[Items from a dataset]
-- start --

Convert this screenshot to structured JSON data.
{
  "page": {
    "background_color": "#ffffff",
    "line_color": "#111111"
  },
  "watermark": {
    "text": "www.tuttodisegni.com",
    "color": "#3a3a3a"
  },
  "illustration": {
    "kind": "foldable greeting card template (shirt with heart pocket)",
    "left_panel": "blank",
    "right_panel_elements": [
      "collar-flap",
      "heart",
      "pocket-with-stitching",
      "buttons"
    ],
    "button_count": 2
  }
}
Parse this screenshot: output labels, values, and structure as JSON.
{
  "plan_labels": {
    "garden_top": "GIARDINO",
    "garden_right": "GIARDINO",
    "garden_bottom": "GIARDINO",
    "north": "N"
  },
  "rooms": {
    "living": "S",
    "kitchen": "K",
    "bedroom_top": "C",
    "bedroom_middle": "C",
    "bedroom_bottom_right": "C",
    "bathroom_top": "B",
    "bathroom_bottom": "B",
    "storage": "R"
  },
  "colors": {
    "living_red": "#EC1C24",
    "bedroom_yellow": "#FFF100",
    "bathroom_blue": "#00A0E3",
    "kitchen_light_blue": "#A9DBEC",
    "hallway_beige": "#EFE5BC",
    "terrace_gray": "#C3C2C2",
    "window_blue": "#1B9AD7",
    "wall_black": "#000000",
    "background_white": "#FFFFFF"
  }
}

-- end --

WHAT YOU SHOULD DO>
Return every line of the material exactly.

THE REPLY>
Convert this screenshot to structured JSON data.
{
  "page": {
    "background_color": "#ffffff",
    "line_color": "#111111"
  },
  "watermark": {
    "text": "www.tuttodisegni.com",
    "color": "#3a3a3a"
  },
  "illustration": {
    "kind": "foldable greeting card template (shirt with heart pocket)",
    "left_panel": "blank",
    "right_panel_elements": [
      "collar-flap",
      "heart",
      "pocket-with-stitching",
      "buttons"
    ],
    "button_count": 2
  }
}
Parse this screenshot: output labels, values, and structure as JSON.
{
  "plan_labels": {
    "garden_top": "GIARDINO",
    "garden_right": "GIARDINO",
    "garden_bottom": "GIARDINO",
    "north": "N"
  },
  "rooms": {
    "living": "S",
    "kitchen": "K",
    "bedroom_top": "C",
    "bedroom_middle": "C",
    "bedroom_bottom_right": "C",
    "bathroom_top": "B",
    "bathroom_bottom": "B",
    "storage": "R"
  },
  "colors": {
    "living_red": "#EC1C24",
    "bedroom_yellow": "#FFF100",
    "bathroom_blue": "#00A0E3",
    "kitchen_light_blue": "#A9DBEC",
    "hallway_beige": "#EFE5BC",
    "terrace_gray": "#C3C2C2",
    "window_blue": "#1B9AD7",
    "wall_black": "#000000",
    "background_white": "#FFFFFF"
  }
}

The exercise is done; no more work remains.